• Short problem 1: Copy out the rows, from the first row up to and including the row that contains "tab-home[interactable]: 开始 <box>4".

• Supplied passage:
┄┄┄┄┄┄
INLAND RESOURCES INC.

NOTES TO CONSOLIDATED FINANCIAL STATEMENTS

    Revenue Recognition – Sales of crude oil and natural gas are recorded upon delivery to purchasers. The Company accounts for oil and gas sales using the entitlements method. Under the entitlements method, revenue is recorded based upon the Company’s share of volumes sold, regardless of whether the Company has taken its proportionate share of volumes produced. The Company records a receivable or payable to the extent it receives less or more than its proportionate share of the related revenue.
 
    Comprehensive Income (Loss) – In addition to net income (loss), comprehensive income (loss) includes all changes in equity during a period, except those resulting from investments by and distributions to owners. The portion of changes in fair value of derivative instruments that qualify for cash flow hedges is included in accumulated comprehensive income (loss).
 
    Stock-Based Compensation – The Company has elected to follow Accounting Principles Board Opinion No. 25, “Accounting for Stock Issued to Employees” (APB 25), and related interpretations in accounting for its employee stock options because, as discussed below, the alternative fair value accounting provided for under FASB Statement of Financial Accounting Standards No. 123, “Accounting for Stock-Based Compensation” (SFAS 123), requires use of option valuation models that were not developed for use in valuing employee stock options. Under APB 25, if the exercise price of the Company’s employee stock options equals the market price of the underlying stock on the date of grant, no compensation expense is recognized. The Company did not recognize any stock based compensation expense during the year.
 
    Pro forma recognition regarding net loss and loss per share is required by SFAS 123, which also requires that the information be determined as if the Company has accounted for its employee stock options under the fair value method of SFAS 123. The fair value for options was estimated at the date of grant using a Black-Scholes option valuation model with the following assumptions used for all options granted in 2003: risk-free interest rate of 4.7%, a dividend yield of 0%, expected volatility of 0% and an expected life of five years.

         
    Year Ended
    December 31,
    2003
Net income attributable to common stockholders:
       
As reported
  $ 9,649  
Pro forma FAS 123 expense
    (1,760 )
 
   
 
 
Pro forma net income
  $ 7,889  
 
   
 
 

-8-


 

INLAND RESOURCES INC.

NOTES TO CONSOLIDATED FINANCIAL STATEMENTS

2.   Restructuring Transactions:
 
    On January 30, 2003, Trust Company of the West, as Sub-Custodian for Mellon Bank for the benefit of Account No. CPFF 873-3032 (“Fund V”), TCW Portfolio No. 1555 DR V Sub-Custody Partnership, L.P. (“Portfolio”) (Portfolio and Fund V collectively being referred to as “TCW”) agreed to exchange its subordinated note in the principal amount of $98,969,000, plus all accrued and unpaid interest, for 22,053,000 shares of the Company’s common stock and that number of shares of Series F Preferred Stock equal to 911,588 shares, plus 338 shares for each day after November 30, 2002. Smith Management LLC (“Smith”) and its affiliates also agreed to exchange its Junior Subordinated Note in the principal amount of $5,000,000, plus all accrued and unpaid interest, for that number of shares of Series F Preferred Stock equal to 68,854 shares, plus 27 shares for each day after November 30, 2002. The Company authorized 1,100,000 shares of Series F Preferred Stock (the “TCW and Smith Exchange”).
┄┄┄┄┄┄
• Input:
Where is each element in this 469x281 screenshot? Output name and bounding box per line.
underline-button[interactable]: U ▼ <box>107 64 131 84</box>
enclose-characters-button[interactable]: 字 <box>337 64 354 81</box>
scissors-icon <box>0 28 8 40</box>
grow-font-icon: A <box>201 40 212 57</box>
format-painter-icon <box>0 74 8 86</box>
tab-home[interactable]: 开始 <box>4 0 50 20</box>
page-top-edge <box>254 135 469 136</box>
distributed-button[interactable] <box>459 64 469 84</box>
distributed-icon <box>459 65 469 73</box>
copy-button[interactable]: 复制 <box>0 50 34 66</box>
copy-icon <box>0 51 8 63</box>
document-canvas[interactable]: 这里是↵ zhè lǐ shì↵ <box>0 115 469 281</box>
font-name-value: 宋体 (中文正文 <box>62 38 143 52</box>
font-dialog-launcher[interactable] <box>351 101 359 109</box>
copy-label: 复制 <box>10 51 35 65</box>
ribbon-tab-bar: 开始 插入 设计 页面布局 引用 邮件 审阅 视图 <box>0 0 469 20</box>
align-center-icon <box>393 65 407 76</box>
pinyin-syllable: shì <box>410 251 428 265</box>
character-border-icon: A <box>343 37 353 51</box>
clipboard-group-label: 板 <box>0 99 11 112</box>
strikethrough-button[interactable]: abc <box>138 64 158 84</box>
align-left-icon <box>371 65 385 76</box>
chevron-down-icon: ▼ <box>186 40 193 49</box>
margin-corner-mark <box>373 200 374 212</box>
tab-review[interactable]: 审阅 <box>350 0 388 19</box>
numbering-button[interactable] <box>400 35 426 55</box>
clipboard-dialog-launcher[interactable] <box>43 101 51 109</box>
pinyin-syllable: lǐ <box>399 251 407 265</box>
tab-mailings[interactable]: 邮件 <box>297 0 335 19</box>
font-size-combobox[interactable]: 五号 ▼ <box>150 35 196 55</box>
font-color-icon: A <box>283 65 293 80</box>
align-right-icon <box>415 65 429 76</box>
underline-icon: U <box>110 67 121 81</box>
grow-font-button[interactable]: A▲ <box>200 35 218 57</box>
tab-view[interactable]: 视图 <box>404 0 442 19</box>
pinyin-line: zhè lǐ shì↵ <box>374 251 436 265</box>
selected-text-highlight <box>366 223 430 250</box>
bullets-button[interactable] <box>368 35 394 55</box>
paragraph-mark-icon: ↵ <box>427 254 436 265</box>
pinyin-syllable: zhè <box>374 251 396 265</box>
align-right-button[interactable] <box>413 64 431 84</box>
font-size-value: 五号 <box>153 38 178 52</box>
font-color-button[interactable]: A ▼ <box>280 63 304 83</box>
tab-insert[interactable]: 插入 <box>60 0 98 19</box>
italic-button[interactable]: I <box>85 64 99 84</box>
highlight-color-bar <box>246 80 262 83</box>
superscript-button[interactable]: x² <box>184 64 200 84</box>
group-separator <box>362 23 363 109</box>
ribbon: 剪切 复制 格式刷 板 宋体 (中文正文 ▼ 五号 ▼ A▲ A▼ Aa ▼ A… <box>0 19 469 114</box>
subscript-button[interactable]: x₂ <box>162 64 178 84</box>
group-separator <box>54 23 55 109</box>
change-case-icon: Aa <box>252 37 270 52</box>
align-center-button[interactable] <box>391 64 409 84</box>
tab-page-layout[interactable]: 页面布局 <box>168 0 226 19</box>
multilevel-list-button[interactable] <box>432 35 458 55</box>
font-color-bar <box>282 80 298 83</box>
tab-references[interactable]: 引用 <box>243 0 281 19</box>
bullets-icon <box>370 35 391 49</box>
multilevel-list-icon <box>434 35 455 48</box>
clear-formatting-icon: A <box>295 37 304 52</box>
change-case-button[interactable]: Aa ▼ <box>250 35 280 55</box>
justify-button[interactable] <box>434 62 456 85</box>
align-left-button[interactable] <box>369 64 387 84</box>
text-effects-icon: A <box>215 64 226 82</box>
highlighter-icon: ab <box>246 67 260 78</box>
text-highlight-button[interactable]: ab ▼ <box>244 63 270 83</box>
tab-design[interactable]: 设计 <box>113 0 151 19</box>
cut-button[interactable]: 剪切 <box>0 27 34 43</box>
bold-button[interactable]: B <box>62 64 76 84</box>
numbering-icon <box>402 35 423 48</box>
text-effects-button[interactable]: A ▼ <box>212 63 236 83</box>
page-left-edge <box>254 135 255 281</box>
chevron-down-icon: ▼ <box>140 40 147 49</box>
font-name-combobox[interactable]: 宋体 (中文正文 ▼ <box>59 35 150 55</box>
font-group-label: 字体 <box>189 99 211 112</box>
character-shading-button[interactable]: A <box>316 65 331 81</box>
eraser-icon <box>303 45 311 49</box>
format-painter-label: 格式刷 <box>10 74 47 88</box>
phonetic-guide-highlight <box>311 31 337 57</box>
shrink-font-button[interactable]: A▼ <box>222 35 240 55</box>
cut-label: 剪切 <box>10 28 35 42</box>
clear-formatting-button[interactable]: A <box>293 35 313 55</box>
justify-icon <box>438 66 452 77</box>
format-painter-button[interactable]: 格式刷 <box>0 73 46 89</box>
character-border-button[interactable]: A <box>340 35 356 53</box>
┄┄┄┄┄┄
• Short problem 2: List every assumption that the financial statement notes give for the Black-Scholes option valuation model used for options granted in 2003, along with its stated value.

• Correct answer 1:
Where is each element in this 469x281 screenshot? Output name and bounding box per line.
underline-button[interactable]: U ▼ <box>107 64 131 84</box>
enclose-characters-button[interactable]: 字 <box>337 64 354 81</box>
scissors-icon <box>0 28 8 40</box>
grow-font-icon: A <box>201 40 212 57</box>
format-painter-icon <box>0 74 8 86</box>
tab-home[interactable]: 开始 <box>4 0 50 20</box>

• Correct answer 2:
- Risk-free interest rate: 4.7%
- Dividend yield: 0%
- Expected volatility: 0%
- Expected life: five years